(Items from a figure collection)

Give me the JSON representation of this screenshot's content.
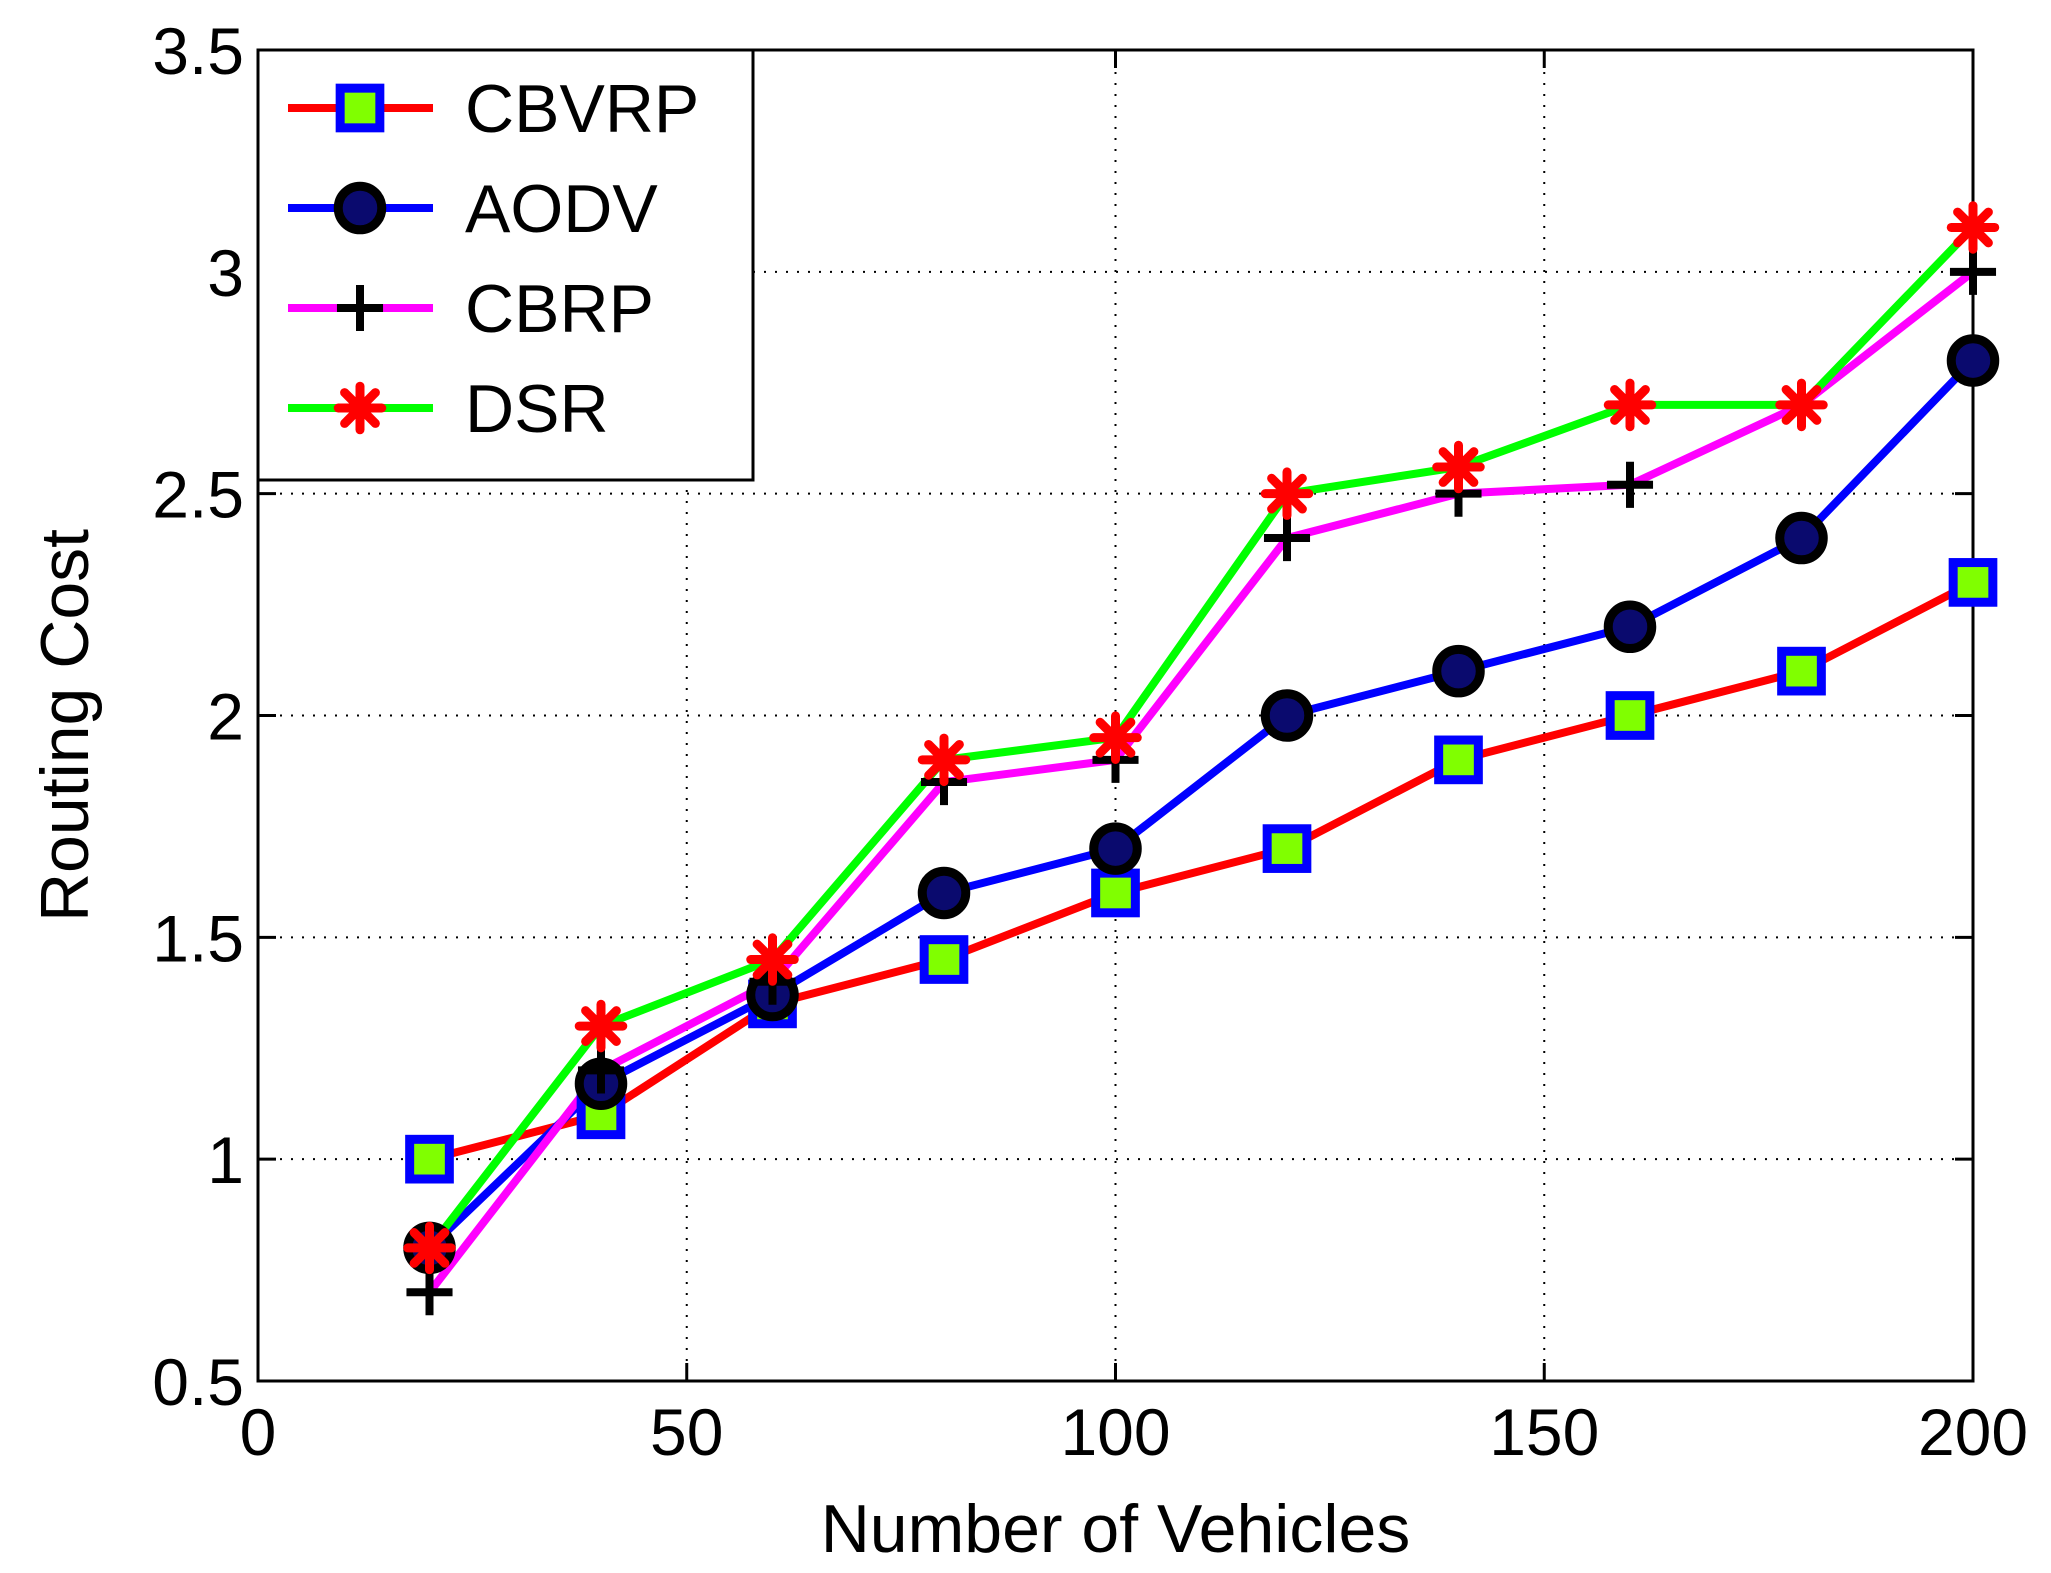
{
  "chart_data": {
    "type": "line",
    "title": "",
    "xlabel": "Number of Vehicles",
    "ylabel": "Routing Cost",
    "xlim": [
      0,
      200
    ],
    "ylim": [
      0.5,
      3.5
    ],
    "xticks": [
      0,
      50,
      100,
      150,
      200
    ],
    "yticks": [
      0.5,
      1,
      1.5,
      2,
      2.5,
      3,
      3.5
    ],
    "xtick_labels": [
      "0",
      "50",
      "100",
      "150",
      "200"
    ],
    "ytick_labels": [
      "0.5",
      "1",
      "1.5",
      "2",
      "2.5",
      "3",
      "3.5"
    ],
    "grid": true,
    "legend_position": "top-left",
    "x": [
      20,
      40,
      60,
      80,
      100,
      120,
      140,
      160,
      180,
      200
    ],
    "series": [
      {
        "name": "CBVRP",
        "line_color": "#ff0000",
        "marker": "square",
        "marker_edge": "#0000ff",
        "marker_fill": "#80ff00",
        "values": [
          1.0,
          1.1,
          1.35,
          1.45,
          1.6,
          1.7,
          1.9,
          2.0,
          2.1,
          2.3
        ]
      },
      {
        "name": "AODV",
        "line_color": "#0000ff",
        "marker": "circle",
        "marker_edge": "#000000",
        "marker_fill": "#0a0a6e",
        "values": [
          0.8,
          1.17,
          1.37,
          1.6,
          1.7,
          2.0,
          2.1,
          2.2,
          2.4,
          2.8
        ]
      },
      {
        "name": "CBRP",
        "line_color": "#ff00ff",
        "marker": "plus",
        "marker_edge": "#000000",
        "marker_fill": "none",
        "values": [
          0.7,
          1.2,
          1.4,
          1.85,
          1.9,
          2.4,
          2.5,
          2.52,
          2.7,
          3.0
        ]
      },
      {
        "name": "DSR",
        "line_color": "#00ff00",
        "marker": "asterisk",
        "marker_edge": "#ff0000",
        "marker_fill": "#ff0000",
        "values": [
          0.8,
          1.3,
          1.45,
          1.9,
          1.95,
          2.5,
          2.56,
          2.7,
          2.7,
          3.1
        ]
      }
    ]
  }
}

→ **Problem requirements**: Check each line above for the word "name" and copy the ones that have it.

→ **Finished answer**:
        "name": "CBVRP",
        "name": "AODV",
        "name": "CBRP",
        "name": "DSR",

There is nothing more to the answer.